Your goal
Gather every line that includes the word "likes", please.

The data
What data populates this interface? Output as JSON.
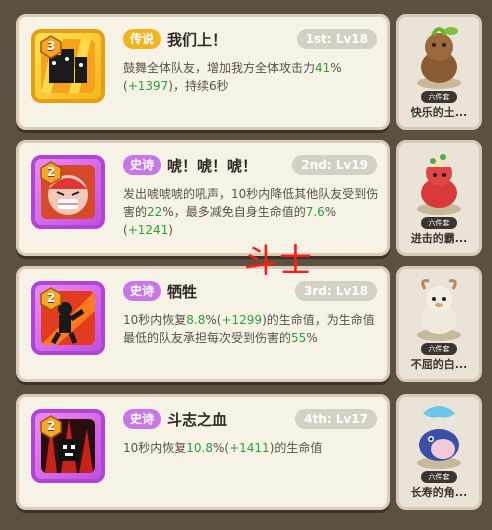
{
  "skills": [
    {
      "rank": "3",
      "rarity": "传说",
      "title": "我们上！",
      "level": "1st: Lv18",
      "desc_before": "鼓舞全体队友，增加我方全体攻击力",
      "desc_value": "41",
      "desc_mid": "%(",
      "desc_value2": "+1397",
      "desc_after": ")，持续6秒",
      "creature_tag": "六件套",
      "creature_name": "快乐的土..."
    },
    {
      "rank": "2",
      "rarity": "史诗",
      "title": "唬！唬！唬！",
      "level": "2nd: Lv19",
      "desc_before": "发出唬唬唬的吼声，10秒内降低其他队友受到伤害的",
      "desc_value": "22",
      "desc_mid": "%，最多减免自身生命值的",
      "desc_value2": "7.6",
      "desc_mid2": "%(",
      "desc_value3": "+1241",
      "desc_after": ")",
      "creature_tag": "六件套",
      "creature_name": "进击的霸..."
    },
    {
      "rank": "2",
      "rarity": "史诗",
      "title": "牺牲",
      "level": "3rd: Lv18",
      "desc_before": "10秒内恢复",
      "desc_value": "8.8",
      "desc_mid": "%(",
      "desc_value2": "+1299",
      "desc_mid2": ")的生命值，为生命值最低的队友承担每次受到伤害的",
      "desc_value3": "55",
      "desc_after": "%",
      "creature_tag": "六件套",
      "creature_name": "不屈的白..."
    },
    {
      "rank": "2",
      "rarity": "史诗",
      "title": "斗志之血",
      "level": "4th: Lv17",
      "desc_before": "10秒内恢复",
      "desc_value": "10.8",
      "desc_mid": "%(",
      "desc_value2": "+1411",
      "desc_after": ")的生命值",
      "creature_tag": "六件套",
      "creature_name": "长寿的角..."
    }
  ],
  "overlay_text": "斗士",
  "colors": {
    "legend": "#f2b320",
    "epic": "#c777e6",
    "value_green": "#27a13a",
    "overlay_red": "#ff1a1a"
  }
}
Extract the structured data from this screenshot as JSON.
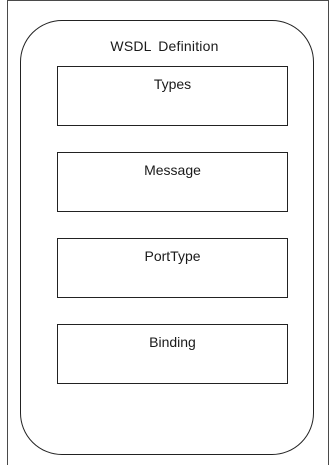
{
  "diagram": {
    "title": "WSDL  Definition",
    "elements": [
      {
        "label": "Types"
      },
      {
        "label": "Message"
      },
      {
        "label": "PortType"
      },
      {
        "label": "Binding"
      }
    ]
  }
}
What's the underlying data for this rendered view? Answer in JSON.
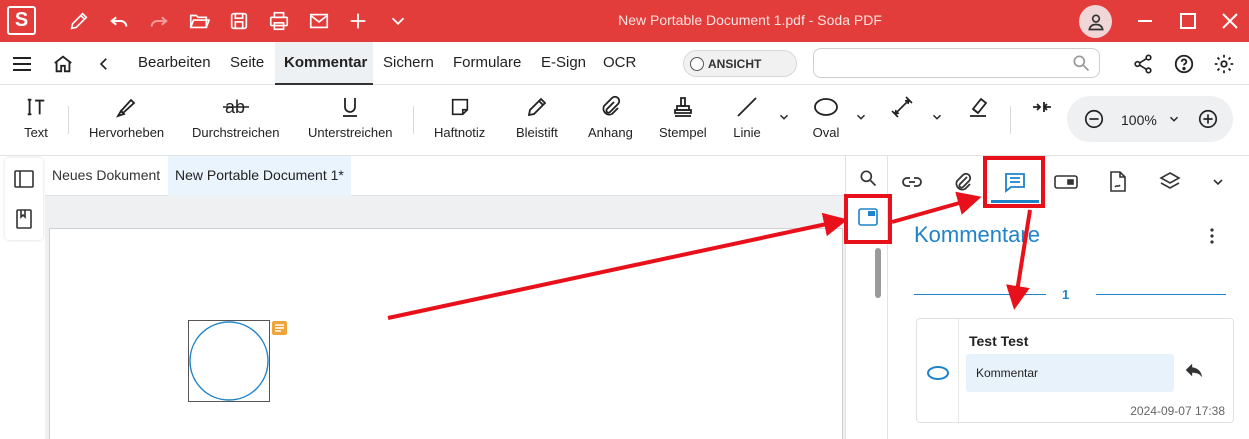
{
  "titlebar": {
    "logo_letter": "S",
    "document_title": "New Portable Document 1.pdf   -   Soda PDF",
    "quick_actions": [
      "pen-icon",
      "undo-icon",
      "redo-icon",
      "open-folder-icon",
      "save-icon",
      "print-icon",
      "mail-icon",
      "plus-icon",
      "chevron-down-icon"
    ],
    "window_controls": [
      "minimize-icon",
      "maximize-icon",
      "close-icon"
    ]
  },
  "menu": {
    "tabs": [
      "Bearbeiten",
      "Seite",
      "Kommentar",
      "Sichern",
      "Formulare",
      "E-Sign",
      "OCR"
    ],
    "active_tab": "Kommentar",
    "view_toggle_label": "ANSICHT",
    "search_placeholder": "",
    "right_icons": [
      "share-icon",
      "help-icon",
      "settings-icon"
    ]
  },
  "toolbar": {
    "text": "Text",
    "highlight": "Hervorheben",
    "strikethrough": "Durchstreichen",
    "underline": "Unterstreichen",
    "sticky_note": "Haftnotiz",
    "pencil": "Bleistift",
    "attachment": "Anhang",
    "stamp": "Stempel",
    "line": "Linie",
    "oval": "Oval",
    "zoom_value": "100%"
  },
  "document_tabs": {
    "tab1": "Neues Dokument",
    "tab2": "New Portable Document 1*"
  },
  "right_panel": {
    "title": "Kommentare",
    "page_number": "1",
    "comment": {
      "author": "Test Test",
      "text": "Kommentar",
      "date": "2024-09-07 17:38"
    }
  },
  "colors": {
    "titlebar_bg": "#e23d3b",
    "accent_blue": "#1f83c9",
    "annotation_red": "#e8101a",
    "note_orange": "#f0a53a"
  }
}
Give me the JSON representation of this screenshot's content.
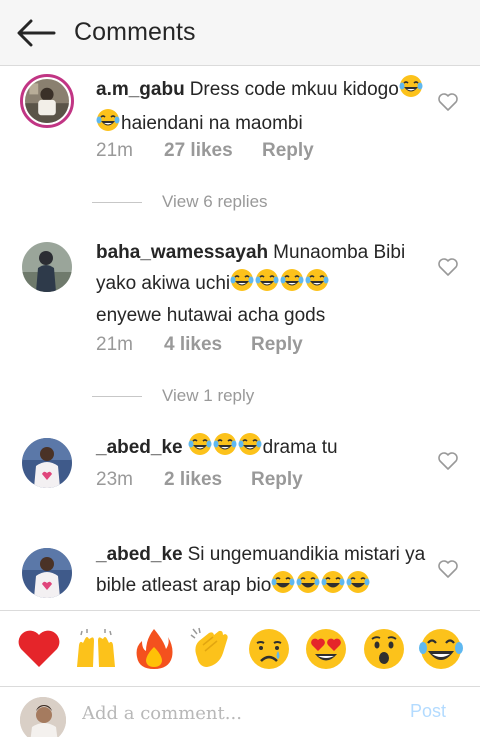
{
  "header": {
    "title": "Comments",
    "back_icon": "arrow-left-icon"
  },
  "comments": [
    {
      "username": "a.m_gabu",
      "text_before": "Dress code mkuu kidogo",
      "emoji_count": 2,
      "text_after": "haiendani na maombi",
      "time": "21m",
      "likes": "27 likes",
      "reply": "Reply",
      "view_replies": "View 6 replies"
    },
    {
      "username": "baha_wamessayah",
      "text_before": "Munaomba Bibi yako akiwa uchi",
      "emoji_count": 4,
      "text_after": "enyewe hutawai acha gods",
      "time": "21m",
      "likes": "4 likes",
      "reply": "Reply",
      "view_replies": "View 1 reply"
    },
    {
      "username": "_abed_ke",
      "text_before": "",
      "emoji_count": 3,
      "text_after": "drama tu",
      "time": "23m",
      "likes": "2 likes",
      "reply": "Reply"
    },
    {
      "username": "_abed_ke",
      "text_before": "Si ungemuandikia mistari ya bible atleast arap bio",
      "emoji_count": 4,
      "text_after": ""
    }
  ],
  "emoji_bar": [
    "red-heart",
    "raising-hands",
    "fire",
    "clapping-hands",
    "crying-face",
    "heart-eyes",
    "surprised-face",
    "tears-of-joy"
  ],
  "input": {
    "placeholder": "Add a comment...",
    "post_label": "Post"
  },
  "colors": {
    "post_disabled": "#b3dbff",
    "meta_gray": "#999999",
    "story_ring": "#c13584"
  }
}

Output for this exercise
      "likes": "27 likes",
      "likes": "4 likes",
      "likes": "2 likes",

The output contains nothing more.